Set task: Look for the string "Inversión" in every line, and copy each line that has it.

Record excerpts:
##############################

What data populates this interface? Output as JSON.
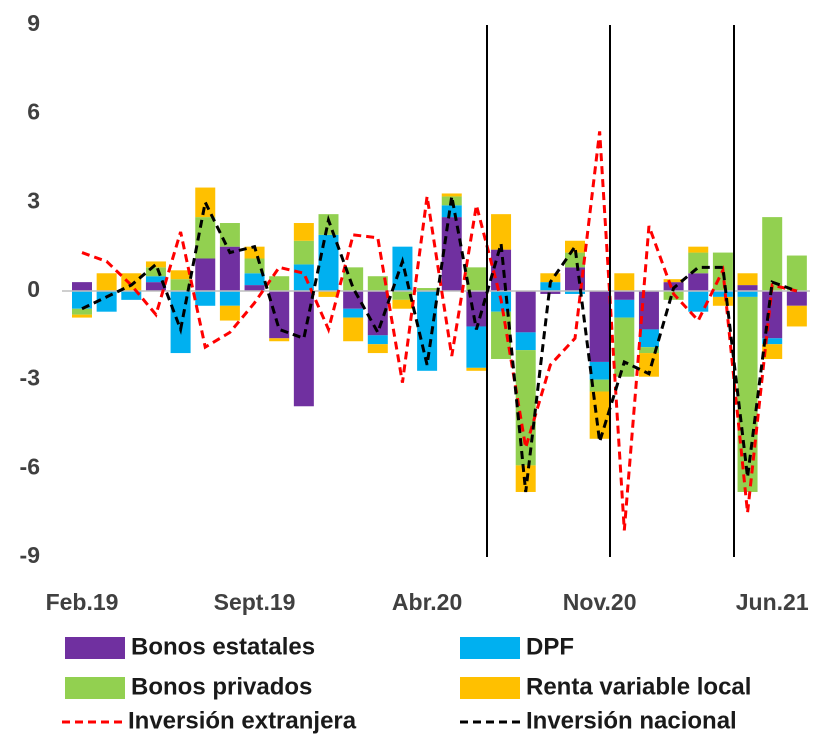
{
  "chart_data": {
    "type": "bar",
    "stacked": true,
    "categories": [
      "Feb.19",
      null,
      null,
      null,
      null,
      null,
      null,
      "Sept.19",
      null,
      null,
      null,
      null,
      null,
      null,
      "Abr.20",
      null,
      null,
      null,
      null,
      null,
      null,
      "Nov.20",
      null,
      null,
      null,
      null,
      null,
      null,
      "Jun.21",
      null
    ],
    "ylim": [
      -9,
      9
    ],
    "yticks": [
      -9,
      -6,
      -3,
      0,
      3,
      6,
      9
    ],
    "grid": false,
    "series": [
      {
        "name": "Bonos estatales",
        "type": "bar",
        "color": "#7030a0",
        "values": [
          0.3,
          0,
          0,
          0.3,
          0,
          1.1,
          1.5,
          0.2,
          -1.6,
          -3.9,
          0,
          -0.6,
          -1.5,
          0,
          0,
          2.5,
          -1.2,
          1.4,
          -1.4,
          -0.1,
          0.8,
          -2.4,
          -0.3,
          -1.3,
          0.3,
          0.6,
          0,
          0.2,
          -1.6,
          -0.5
        ]
      },
      {
        "name": "DPF",
        "type": "bar",
        "color": "#00b0f0",
        "values": [
          -0.6,
          -0.7,
          -0.3,
          0.2,
          -2.1,
          -0.5,
          -0.5,
          0.4,
          0,
          0.9,
          1.9,
          -0.3,
          -0.3,
          1.5,
          -2.7,
          0.4,
          -1.4,
          -0.7,
          -0.6,
          0.3,
          -0.1,
          -0.6,
          -0.6,
          -0.6,
          0,
          -0.7,
          -0.2,
          -0.2,
          -0.2,
          0
        ]
      },
      {
        "name": "Bonos privados",
        "type": "bar",
        "color": "#92d050",
        "values": [
          -0.2,
          0,
          0,
          0.3,
          0.4,
          1.4,
          0.8,
          0.5,
          0.5,
          0.8,
          0.7,
          0.8,
          0.5,
          -0.3,
          0.1,
          0.3,
          0.8,
          -1.6,
          -3.9,
          0,
          0.5,
          -0.4,
          -2.0,
          -0.2,
          -0.3,
          0.7,
          1.3,
          -6.6,
          2.5,
          1.2
        ]
      },
      {
        "name": "Renta variable local",
        "type": "bar",
        "color": "#ffc000",
        "values": [
          -0.1,
          0.6,
          0.6,
          0.2,
          0.3,
          1.0,
          -0.5,
          0.4,
          -0.1,
          0.6,
          -0.2,
          -0.8,
          -0.3,
          -0.3,
          0,
          0.1,
          -0.1,
          1.2,
          -0.9,
          0.3,
          0.4,
          -1.6,
          0.6,
          -0.8,
          0.1,
          0.2,
          -0.3,
          0.4,
          -0.5,
          -0.7
        ]
      },
      {
        "name": "Inversión extranjera",
        "type": "line",
        "line_style": "dashed",
        "color": "#ff0000",
        "values": [
          1.3,
          1.0,
          0.2,
          -0.8,
          2.0,
          -1.9,
          -1.4,
          -0.4,
          0.8,
          0.6,
          -1.3,
          1.9,
          1.8,
          -3.1,
          3.2,
          -2.2,
          2.9,
          -0.3,
          -5.3,
          -2.5,
          -1.6,
          5.4,
          -8.1,
          2.2,
          -0.1,
          -1.0,
          0.7,
          -7.5,
          0.2,
          0
        ]
      },
      {
        "name": "Inversión nacional",
        "type": "line",
        "line_style": "dashed",
        "color": "#000000",
        "values": [
          -0.6,
          -0.2,
          0.2,
          0.9,
          -1.3,
          3.0,
          1.3,
          1.5,
          -1.3,
          -1.6,
          2.4,
          0.1,
          -1.4,
          1.0,
          -2.5,
          3.2,
          -1.3,
          1.6,
          -6.8,
          0.3,
          1.5,
          -5.1,
          -2.4,
          -2.8,
          0.1,
          0.8,
          0.8,
          -6.3,
          0.3,
          0
        ]
      }
    ]
  }
}
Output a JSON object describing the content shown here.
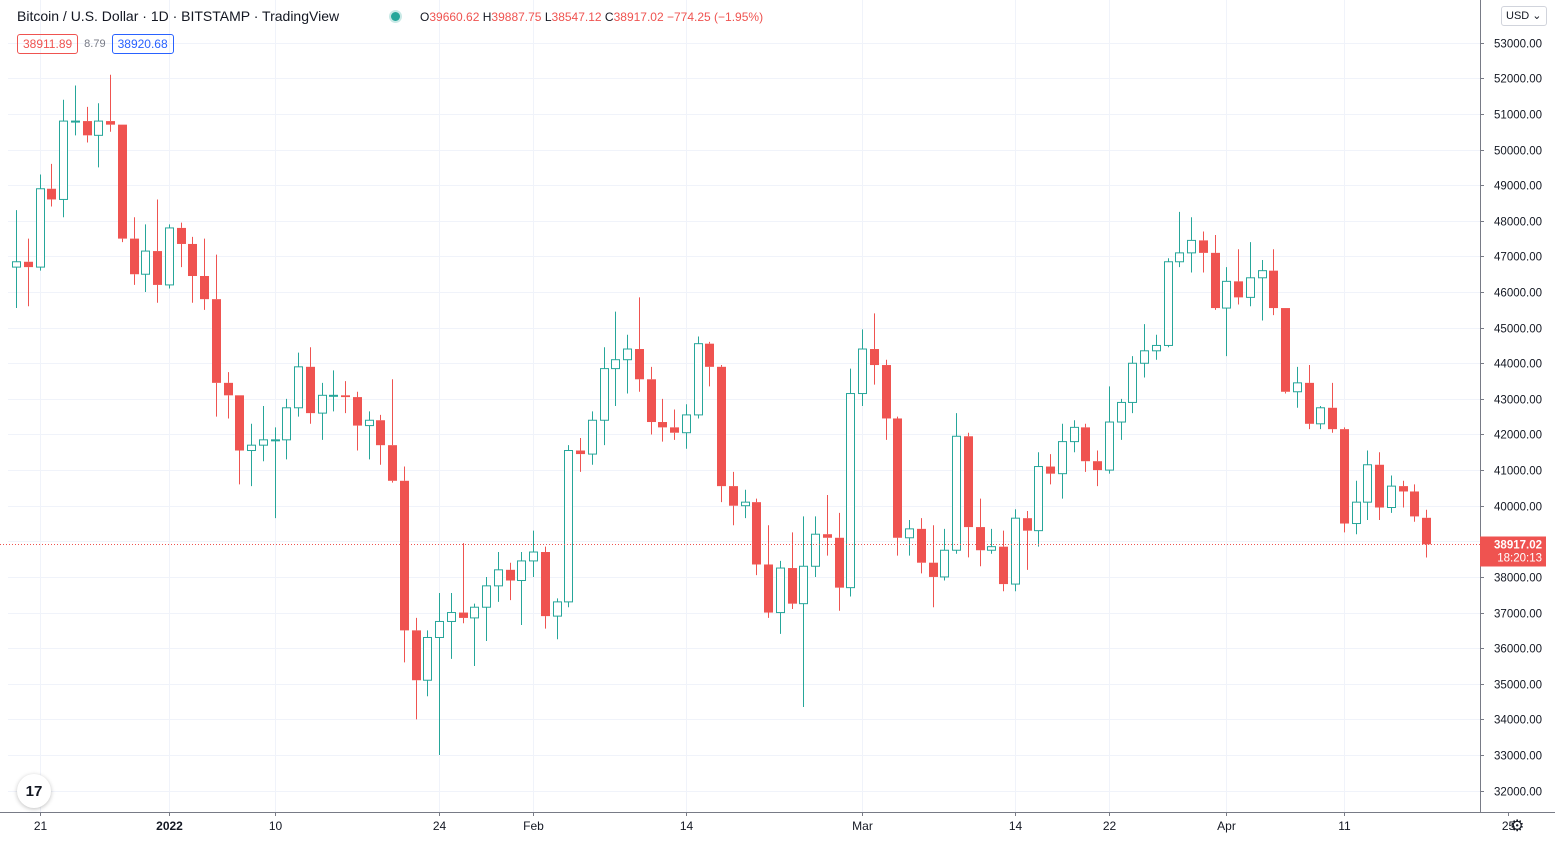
{
  "header": {
    "title": "Bitcoin / U.S. Dollar · 1D · BITSTAMP · TradingView",
    "ohlc": {
      "o_label": "O",
      "o": "39660.62",
      "h_label": "H",
      "h": "39887.75",
      "l_label": "L",
      "l": "38547.12",
      "c_label": "C",
      "c": "38917.02",
      "change": "−774.25 (−1.95%)"
    }
  },
  "quote": {
    "bid": "38911.89",
    "spread": "8.79",
    "ask": "38920.68"
  },
  "currency_label": "USD",
  "last_price": {
    "price": "38917.02",
    "countdown": "18:20:13",
    "value": 38917.02
  },
  "logo_text": "17",
  "gear_icon": "gear-icon",
  "colors": {
    "up": "#26a69a",
    "down": "#ef5350",
    "grid": "#f0f3fa",
    "text": "#131722",
    "last": "#ef5350"
  },
  "chart_data": {
    "type": "candlestick",
    "symbol": "BTCUSD",
    "timeframe": "1D",
    "ylim": [
      31400,
      54200
    ],
    "y_ticks": [
      32000,
      33000,
      34000,
      35000,
      36000,
      37000,
      38000,
      39000,
      40000,
      41000,
      42000,
      43000,
      44000,
      45000,
      46000,
      47000,
      48000,
      49000,
      50000,
      51000,
      52000,
      53000
    ],
    "x_ticks": [
      {
        "label": "21",
        "date": "2021-12-21"
      },
      {
        "label": "2022",
        "date": "2022-01-01"
      },
      {
        "label": "10",
        "date": "2022-01-10"
      },
      {
        "label": "24",
        "date": "2022-01-24"
      },
      {
        "label": "Feb",
        "date": "2022-02-01"
      },
      {
        "label": "14",
        "date": "2022-02-14"
      },
      {
        "label": "Mar",
        "date": "2022-03-01"
      },
      {
        "label": "14",
        "date": "2022-03-14"
      },
      {
        "label": "22",
        "date": "2022-03-22"
      },
      {
        "label": "Apr",
        "date": "2022-04-01"
      },
      {
        "label": "11",
        "date": "2022-04-11"
      },
      {
        "label": "25",
        "date": "2022-04-25"
      }
    ],
    "candles": [
      {
        "d": "2021-12-19",
        "o": 46700,
        "h": 48300,
        "l": 45550,
        "c": 46850
      },
      {
        "d": "2021-12-20",
        "o": 46850,
        "h": 47500,
        "l": 45600,
        "c": 46700
      },
      {
        "d": "2021-12-21",
        "o": 46700,
        "h": 49300,
        "l": 46600,
        "c": 48900
      },
      {
        "d": "2021-12-22",
        "o": 48900,
        "h": 49600,
        "l": 48400,
        "c": 48600
      },
      {
        "d": "2021-12-23",
        "o": 48600,
        "h": 51400,
        "l": 48100,
        "c": 50800
      },
      {
        "d": "2021-12-24",
        "o": 50800,
        "h": 51800,
        "l": 50400,
        "c": 50800
      },
      {
        "d": "2021-12-25",
        "o": 50800,
        "h": 51200,
        "l": 50200,
        "c": 50400
      },
      {
        "d": "2021-12-26",
        "o": 50400,
        "h": 51300,
        "l": 49500,
        "c": 50800
      },
      {
        "d": "2021-12-27",
        "o": 50800,
        "h": 52100,
        "l": 50500,
        "c": 50700
      },
      {
        "d": "2021-12-28",
        "o": 50700,
        "h": 50700,
        "l": 47400,
        "c": 47500
      },
      {
        "d": "2021-12-29",
        "o": 47500,
        "h": 48100,
        "l": 46200,
        "c": 46500
      },
      {
        "d": "2021-12-30",
        "o": 46500,
        "h": 47900,
        "l": 46000,
        "c": 47150
      },
      {
        "d": "2021-12-31",
        "o": 47150,
        "h": 48600,
        "l": 45700,
        "c": 46200
      },
      {
        "d": "2022-01-01",
        "o": 46200,
        "h": 47900,
        "l": 46100,
        "c": 47800
      },
      {
        "d": "2022-01-02",
        "o": 47800,
        "h": 47950,
        "l": 46700,
        "c": 47350
      },
      {
        "d": "2022-01-03",
        "o": 47350,
        "h": 47550,
        "l": 45700,
        "c": 46450
      },
      {
        "d": "2022-01-04",
        "o": 46450,
        "h": 47500,
        "l": 45500,
        "c": 45800
      },
      {
        "d": "2022-01-05",
        "o": 45800,
        "h": 47050,
        "l": 42500,
        "c": 43450
      },
      {
        "d": "2022-01-06",
        "o": 43450,
        "h": 43750,
        "l": 42450,
        "c": 43100
      },
      {
        "d": "2022-01-07",
        "o": 43100,
        "h": 43100,
        "l": 40600,
        "c": 41550
      },
      {
        "d": "2022-01-08",
        "o": 41550,
        "h": 42300,
        "l": 40550,
        "c": 41700
      },
      {
        "d": "2022-01-09",
        "o": 41700,
        "h": 42800,
        "l": 41250,
        "c": 41850
      },
      {
        "d": "2022-01-10",
        "o": 41850,
        "h": 42200,
        "l": 39650,
        "c": 41850
      },
      {
        "d": "2022-01-11",
        "o": 41850,
        "h": 43000,
        "l": 41300,
        "c": 42750
      },
      {
        "d": "2022-01-12",
        "o": 42750,
        "h": 44300,
        "l": 42500,
        "c": 43900
      },
      {
        "d": "2022-01-13",
        "o": 43900,
        "h": 44450,
        "l": 42300,
        "c": 42600
      },
      {
        "d": "2022-01-14",
        "o": 42600,
        "h": 43450,
        "l": 41850,
        "c": 43100
      },
      {
        "d": "2022-01-15",
        "o": 43100,
        "h": 43800,
        "l": 42650,
        "c": 43100
      },
      {
        "d": "2022-01-16",
        "o": 43100,
        "h": 43500,
        "l": 42600,
        "c": 43050
      },
      {
        "d": "2022-01-17",
        "o": 43050,
        "h": 43200,
        "l": 41550,
        "c": 42250
      },
      {
        "d": "2022-01-18",
        "o": 42250,
        "h": 42650,
        "l": 41300,
        "c": 42400
      },
      {
        "d": "2022-01-19",
        "o": 42400,
        "h": 42550,
        "l": 41150,
        "c": 41700
      },
      {
        "d": "2022-01-20",
        "o": 41700,
        "h": 43550,
        "l": 40650,
        "c": 40700
      },
      {
        "d": "2022-01-21",
        "o": 40700,
        "h": 41100,
        "l": 35600,
        "c": 36500
      },
      {
        "d": "2022-01-22",
        "o": 36500,
        "h": 36850,
        "l": 34000,
        "c": 35100
      },
      {
        "d": "2022-01-23",
        "o": 35100,
        "h": 36500,
        "l": 34650,
        "c": 36300
      },
      {
        "d": "2022-01-24",
        "o": 36300,
        "h": 37550,
        "l": 33000,
        "c": 36750
      },
      {
        "d": "2022-01-25",
        "o": 36750,
        "h": 37550,
        "l": 35700,
        "c": 37000
      },
      {
        "d": "2022-01-26",
        "o": 37000,
        "h": 38950,
        "l": 36700,
        "c": 36850
      },
      {
        "d": "2022-01-27",
        "o": 36850,
        "h": 37250,
        "l": 35500,
        "c": 37150
      },
      {
        "d": "2022-01-28",
        "o": 37150,
        "h": 38000,
        "l": 36200,
        "c": 37750
      },
      {
        "d": "2022-01-29",
        "o": 37750,
        "h": 38700,
        "l": 37300,
        "c": 38200
      },
      {
        "d": "2022-01-30",
        "o": 38200,
        "h": 38400,
        "l": 37350,
        "c": 37900
      },
      {
        "d": "2022-01-31",
        "o": 37900,
        "h": 38700,
        "l": 36650,
        "c": 38450
      },
      {
        "d": "2022-02-01",
        "o": 38450,
        "h": 39300,
        "l": 38000,
        "c": 38700
      },
      {
        "d": "2022-02-02",
        "o": 38700,
        "h": 38850,
        "l": 36550,
        "c": 36900
      },
      {
        "d": "2022-02-03",
        "o": 36900,
        "h": 37400,
        "l": 36250,
        "c": 37300
      },
      {
        "d": "2022-02-04",
        "o": 37300,
        "h": 41700,
        "l": 37150,
        "c": 41550
      },
      {
        "d": "2022-02-05",
        "o": 41550,
        "h": 41900,
        "l": 40950,
        "c": 41450
      },
      {
        "d": "2022-02-06",
        "o": 41450,
        "h": 42650,
        "l": 41150,
        "c": 42400
      },
      {
        "d": "2022-02-07",
        "o": 42400,
        "h": 44450,
        "l": 41700,
        "c": 43850
      },
      {
        "d": "2022-02-08",
        "o": 43850,
        "h": 45450,
        "l": 42800,
        "c": 44100
      },
      {
        "d": "2022-02-09",
        "o": 44100,
        "h": 44800,
        "l": 43150,
        "c": 44400
      },
      {
        "d": "2022-02-10",
        "o": 44400,
        "h": 45850,
        "l": 43200,
        "c": 43550
      },
      {
        "d": "2022-02-11",
        "o": 43550,
        "h": 43900,
        "l": 42000,
        "c": 42350
      },
      {
        "d": "2022-02-12",
        "o": 42350,
        "h": 43000,
        "l": 41800,
        "c": 42200
      },
      {
        "d": "2022-02-13",
        "o": 42200,
        "h": 42700,
        "l": 41850,
        "c": 42050
      },
      {
        "d": "2022-02-14",
        "o": 42050,
        "h": 42850,
        "l": 41600,
        "c": 42550
      },
      {
        "d": "2022-02-15",
        "o": 42550,
        "h": 44750,
        "l": 42450,
        "c": 44550
      },
      {
        "d": "2022-02-16",
        "o": 44550,
        "h": 44600,
        "l": 43350,
        "c": 43900
      },
      {
        "d": "2022-02-17",
        "o": 43900,
        "h": 43950,
        "l": 40100,
        "c": 40550
      },
      {
        "d": "2022-02-18",
        "o": 40550,
        "h": 40950,
        "l": 39450,
        "c": 40000
      },
      {
        "d": "2022-02-19",
        "o": 40000,
        "h": 40450,
        "l": 39650,
        "c": 40100
      },
      {
        "d": "2022-02-20",
        "o": 40100,
        "h": 40200,
        "l": 38050,
        "c": 38350
      },
      {
        "d": "2022-02-21",
        "o": 38350,
        "h": 39450,
        "l": 36850,
        "c": 37000
      },
      {
        "d": "2022-02-22",
        "o": 37000,
        "h": 38450,
        "l": 36400,
        "c": 38250
      },
      {
        "d": "2022-02-23",
        "o": 38250,
        "h": 39250,
        "l": 37100,
        "c": 37250
      },
      {
        "d": "2022-02-24",
        "o": 37250,
        "h": 39700,
        "l": 34350,
        "c": 38300
      },
      {
        "d": "2022-02-25",
        "o": 38300,
        "h": 39700,
        "l": 38000,
        "c": 39200
      },
      {
        "d": "2022-02-26",
        "o": 39200,
        "h": 40300,
        "l": 38600,
        "c": 39100
      },
      {
        "d": "2022-02-27",
        "o": 39100,
        "h": 39800,
        "l": 37050,
        "c": 37700
      },
      {
        "d": "2022-02-28",
        "o": 37700,
        "h": 43850,
        "l": 37450,
        "c": 43150
      },
      {
        "d": "2022-03-01",
        "o": 43150,
        "h": 44950,
        "l": 42800,
        "c": 44400
      },
      {
        "d": "2022-03-02",
        "o": 44400,
        "h": 45400,
        "l": 43400,
        "c": 43950
      },
      {
        "d": "2022-03-03",
        "o": 43950,
        "h": 44100,
        "l": 41850,
        "c": 42450
      },
      {
        "d": "2022-03-04",
        "o": 42450,
        "h": 42500,
        "l": 38600,
        "c": 39100
      },
      {
        "d": "2022-03-05",
        "o": 39100,
        "h": 39600,
        "l": 38600,
        "c": 39350
      },
      {
        "d": "2022-03-06",
        "o": 39350,
        "h": 39650,
        "l": 38100,
        "c": 38400
      },
      {
        "d": "2022-03-07",
        "o": 38400,
        "h": 39450,
        "l": 37150,
        "c": 38000
      },
      {
        "d": "2022-03-08",
        "o": 38000,
        "h": 39350,
        "l": 37900,
        "c": 38750
      },
      {
        "d": "2022-03-09",
        "o": 38750,
        "h": 42600,
        "l": 38650,
        "c": 41950
      },
      {
        "d": "2022-03-10",
        "o": 41950,
        "h": 42050,
        "l": 38550,
        "c": 39400
      },
      {
        "d": "2022-03-11",
        "o": 39400,
        "h": 40200,
        "l": 38300,
        "c": 38750
      },
      {
        "d": "2022-03-12",
        "o": 38750,
        "h": 39350,
        "l": 38650,
        "c": 38850
      },
      {
        "d": "2022-03-13",
        "o": 38850,
        "h": 39300,
        "l": 37600,
        "c": 37800
      },
      {
        "d": "2022-03-14",
        "o": 37800,
        "h": 39900,
        "l": 37600,
        "c": 39650
      },
      {
        "d": "2022-03-15",
        "o": 39650,
        "h": 39850,
        "l": 38200,
        "c": 39300
      },
      {
        "d": "2022-03-16",
        "o": 39300,
        "h": 41500,
        "l": 38850,
        "c": 41100
      },
      {
        "d": "2022-03-17",
        "o": 41100,
        "h": 41450,
        "l": 40600,
        "c": 40900
      },
      {
        "d": "2022-03-18",
        "o": 40900,
        "h": 42300,
        "l": 40200,
        "c": 41800
      },
      {
        "d": "2022-03-19",
        "o": 41800,
        "h": 42400,
        "l": 41500,
        "c": 42200
      },
      {
        "d": "2022-03-20",
        "o": 42200,
        "h": 42300,
        "l": 40950,
        "c": 41250
      },
      {
        "d": "2022-03-21",
        "o": 41250,
        "h": 41550,
        "l": 40550,
        "c": 41000
      },
      {
        "d": "2022-03-22",
        "o": 41000,
        "h": 43350,
        "l": 40900,
        "c": 42350
      },
      {
        "d": "2022-03-23",
        "o": 42350,
        "h": 43000,
        "l": 41850,
        "c": 42900
      },
      {
        "d": "2022-03-24",
        "o": 42900,
        "h": 44200,
        "l": 42600,
        "c": 44000
      },
      {
        "d": "2022-03-25",
        "o": 44000,
        "h": 45100,
        "l": 43600,
        "c": 44350
      },
      {
        "d": "2022-03-26",
        "o": 44350,
        "h": 44800,
        "l": 44100,
        "c": 44500
      },
      {
        "d": "2022-03-27",
        "o": 44500,
        "h": 46950,
        "l": 44450,
        "c": 46850
      },
      {
        "d": "2022-03-28",
        "o": 46850,
        "h": 48250,
        "l": 46700,
        "c": 47100
      },
      {
        "d": "2022-03-29",
        "o": 47100,
        "h": 48100,
        "l": 46550,
        "c": 47450
      },
      {
        "d": "2022-03-30",
        "o": 47450,
        "h": 47700,
        "l": 46550,
        "c": 47100
      },
      {
        "d": "2022-03-31",
        "o": 47100,
        "h": 47600,
        "l": 45500,
        "c": 45550
      },
      {
        "d": "2022-04-01",
        "o": 45550,
        "h": 46700,
        "l": 44200,
        "c": 46300
      },
      {
        "d": "2022-04-02",
        "o": 46300,
        "h": 47200,
        "l": 45650,
        "c": 45850
      },
      {
        "d": "2022-04-03",
        "o": 45850,
        "h": 47400,
        "l": 45600,
        "c": 46400
      },
      {
        "d": "2022-04-04",
        "o": 46400,
        "h": 46900,
        "l": 45200,
        "c": 46600
      },
      {
        "d": "2022-04-05",
        "o": 46600,
        "h": 47200,
        "l": 45350,
        "c": 45550
      },
      {
        "d": "2022-04-06",
        "o": 45550,
        "h": 45550,
        "l": 43150,
        "c": 43200
      },
      {
        "d": "2022-04-07",
        "o": 43200,
        "h": 43900,
        "l": 42750,
        "c": 43450
      },
      {
        "d": "2022-04-08",
        "o": 43450,
        "h": 43950,
        "l": 42150,
        "c": 42300
      },
      {
        "d": "2022-04-09",
        "o": 42300,
        "h": 42800,
        "l": 42150,
        "c": 42750
      },
      {
        "d": "2022-04-10",
        "o": 42750,
        "h": 43450,
        "l": 42050,
        "c": 42150
      },
      {
        "d": "2022-04-11",
        "o": 42150,
        "h": 42200,
        "l": 39250,
        "c": 39500
      },
      {
        "d": "2022-04-12",
        "o": 39500,
        "h": 40700,
        "l": 39200,
        "c": 40100
      },
      {
        "d": "2022-04-13",
        "o": 40100,
        "h": 41550,
        "l": 39600,
        "c": 41150
      },
      {
        "d": "2022-04-14",
        "o": 41150,
        "h": 41500,
        "l": 39600,
        "c": 39950
      },
      {
        "d": "2022-04-15",
        "o": 39950,
        "h": 40850,
        "l": 39800,
        "c": 40550
      },
      {
        "d": "2022-04-16",
        "o": 40550,
        "h": 40700,
        "l": 39950,
        "c": 40400
      },
      {
        "d": "2022-04-17",
        "o": 40400,
        "h": 40600,
        "l": 39550,
        "c": 39700
      },
      {
        "d": "2022-04-18",
        "o": 39660.62,
        "h": 39887.75,
        "l": 38547.12,
        "c": 38917.02
      }
    ]
  }
}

##############################

Answer to this problem:
        "name": "Inversión extranjera",
        "name": "Inversión nacional",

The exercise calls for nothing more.